**The problem**
Your task is to copy each line that has the word "billion".

**Material for the task**
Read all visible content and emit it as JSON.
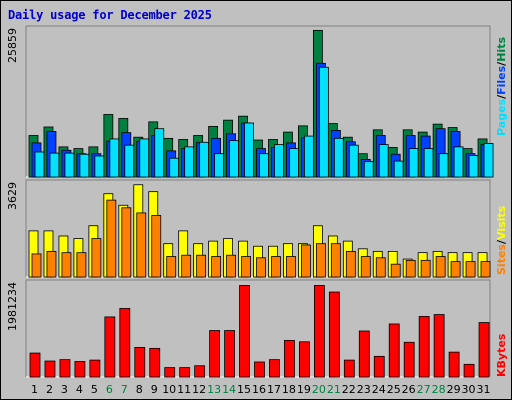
{
  "title": "Daily usage for December 2025",
  "colors": {
    "hits": "#008040",
    "files": "#0040ff",
    "pages": "#00e0ff",
    "visits": "#ffff00",
    "sites": "#ff8000",
    "kbytes": "#ff0000",
    "weekend_label": "#008040",
    "weekday_label": "#000000"
  },
  "right_labels": {
    "top": [
      {
        "text": "Pages",
        "key": "pages"
      },
      {
        "text": "/",
        "key": "sep"
      },
      {
        "text": "Files",
        "key": "files"
      },
      {
        "text": "/",
        "key": "sep"
      },
      {
        "text": "Hits",
        "key": "hits"
      }
    ],
    "middle": [
      {
        "text": "Sites",
        "key": "sites"
      },
      {
        "text": "/",
        "key": "sep"
      },
      {
        "text": "Visits",
        "key": "visits"
      }
    ],
    "bottom": [
      {
        "text": "KBytes",
        "key": "kbytes"
      }
    ]
  },
  "chart_data": [
    {
      "type": "bar",
      "panel": "hits-files-pages",
      "categories": [
        "1",
        "2",
        "3",
        "4",
        "5",
        "6",
        "7",
        "8",
        "9",
        "10",
        "11",
        "12",
        "13",
        "14",
        "15",
        "16",
        "17",
        "18",
        "19",
        "20",
        "21",
        "22",
        "23",
        "24",
        "25",
        "26",
        "27",
        "28",
        "29",
        "30",
        "31"
      ],
      "weekend_categories": [
        "6",
        "7",
        "13",
        "14",
        "20",
        "21",
        "27",
        "28"
      ],
      "ymax_label": "25859",
      "ylim": [
        0,
        25859
      ],
      "series": [
        {
          "name": "Hits",
          "values": [
            7300,
            8800,
            5300,
            5000,
            5300,
            11000,
            10300,
            7000,
            9700,
            6800,
            6600,
            7300,
            8900,
            10000,
            10700,
            6500,
            6600,
            7900,
            9000,
            25800,
            9400,
            7000,
            4100,
            8300,
            5200,
            8300,
            7900,
            9300,
            8700,
            5000,
            6700
          ]
        },
        {
          "name": "Files",
          "values": [
            6000,
            8000,
            4700,
            4100,
            4100,
            6300,
            7800,
            6300,
            7300,
            4600,
            5000,
            6100,
            6800,
            7600,
            9500,
            5000,
            5200,
            6000,
            6900,
            20000,
            8200,
            6200,
            3100,
            7300,
            4000,
            7300,
            7200,
            8500,
            8000,
            4100,
            5700
          ]
        },
        {
          "name": "Pages",
          "values": [
            4400,
            4200,
            4200,
            4000,
            3700,
            6700,
            5600,
            6700,
            8500,
            3300,
            5300,
            6100,
            4100,
            6400,
            9500,
            4100,
            5700,
            5000,
            7200,
            19300,
            6800,
            5600,
            2700,
            5700,
            2800,
            5000,
            5000,
            4100,
            5300,
            3800,
            5900
          ]
        }
      ]
    },
    {
      "type": "bar",
      "panel": "visits-sites",
      "categories": [
        "1",
        "2",
        "3",
        "4",
        "5",
        "6",
        "7",
        "8",
        "9",
        "10",
        "11",
        "12",
        "13",
        "14",
        "15",
        "16",
        "17",
        "18",
        "19",
        "20",
        "21",
        "22",
        "23",
        "24",
        "25",
        "26",
        "27",
        "28",
        "29",
        "30",
        "31"
      ],
      "ymax_label": "3629",
      "ylim": [
        0,
        3629
      ],
      "series": [
        {
          "name": "Visits",
          "values": [
            1800,
            1800,
            1600,
            1500,
            2000,
            3250,
            2800,
            3600,
            3330,
            1300,
            1800,
            1300,
            1400,
            1500,
            1400,
            1200,
            1200,
            1300,
            1300,
            2000,
            1600,
            1400,
            1100,
            1000,
            1000,
            700,
            950,
            1000,
            950,
            950,
            950
          ]
        },
        {
          "name": "Sites",
          "values": [
            900,
            1000,
            950,
            950,
            1500,
            3000,
            2700,
            2500,
            2400,
            800,
            850,
            850,
            800,
            850,
            800,
            750,
            800,
            800,
            1250,
            1300,
            1300,
            1000,
            800,
            750,
            500,
            650,
            650,
            800,
            600,
            600,
            600
          ]
        }
      ]
    },
    {
      "type": "bar",
      "panel": "kbytes",
      "categories": [
        "1",
        "2",
        "3",
        "4",
        "5",
        "6",
        "7",
        "8",
        "9",
        "10",
        "11",
        "12",
        "13",
        "14",
        "15",
        "16",
        "17",
        "18",
        "19",
        "20",
        "21",
        "22",
        "23",
        "24",
        "25",
        "26",
        "27",
        "28",
        "29",
        "30",
        "31"
      ],
      "ymax_label": "1981234",
      "ylim": [
        0,
        1981234
      ],
      "series": [
        {
          "name": "KBytes",
          "values": [
            510000,
            340000,
            370000,
            330000,
            360000,
            1280000,
            1460000,
            630000,
            610000,
            200000,
            200000,
            240000,
            990000,
            990000,
            1950000,
            320000,
            370000,
            780000,
            750000,
            1950000,
            1810000,
            360000,
            980000,
            440000,
            1130000,
            740000,
            1290000,
            1330000,
            530000,
            270000,
            1160000
          ]
        }
      ]
    }
  ]
}
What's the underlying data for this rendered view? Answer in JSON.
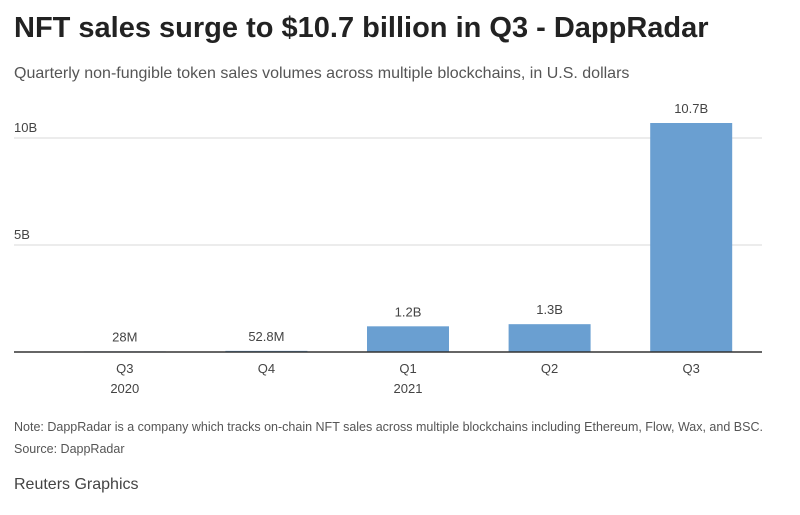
{
  "title": "NFT sales surge to $10.7 billion in Q3 - DappRadar",
  "subtitle": "Quarterly non-fungible token sales volumes across multiple blockchains, in U.S. dollars",
  "note": "Note: DappRadar is a company which tracks on-chain NFT sales across multiple blockchains including Ethereum, Flow, Wax, and BSC.",
  "source": "Source: DappRadar",
  "credit": "Reuters Graphics",
  "colors": {
    "bar": "#6a9fd1",
    "grid": "#d9d9d9",
    "axis": "#333333"
  },
  "chart_data": {
    "type": "bar",
    "title": "NFT sales surge to $10.7 billion in Q3 - DappRadar",
    "subtitle": "Quarterly non-fungible token sales volumes across multiple blockchains, in U.S. dollars",
    "categories": [
      "Q3 2020",
      "Q4 2020",
      "Q1 2021",
      "Q2 2021",
      "Q3 2021"
    ],
    "tick_labels": [
      [
        "Q3",
        "2020"
      ],
      [
        "Q4"
      ],
      [
        "Q1",
        "2021"
      ],
      [
        "Q2"
      ],
      [
        "Q3"
      ]
    ],
    "values": [
      0.028,
      0.0528,
      1.2,
      1.3,
      10.7
    ],
    "data_labels": [
      "28M",
      "52.8M",
      "1.2B",
      "1.3B",
      "10.7B"
    ],
    "value_unit": "billion USD",
    "yticks": [
      5,
      10
    ],
    "ytick_labels": [
      "5B",
      "10B"
    ],
    "ylim": [
      0,
      10.7
    ],
    "xlabel": "",
    "ylabel": "",
    "grid": true,
    "legend": "none"
  }
}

**Exercise answer**
  "title": "NFT sales surge to $10.7 billion in Q3 - DappRadar",
    "title": "NFT sales surge to $10.7 billion in Q3 - DappRadar",
    "value_unit": "billion USD",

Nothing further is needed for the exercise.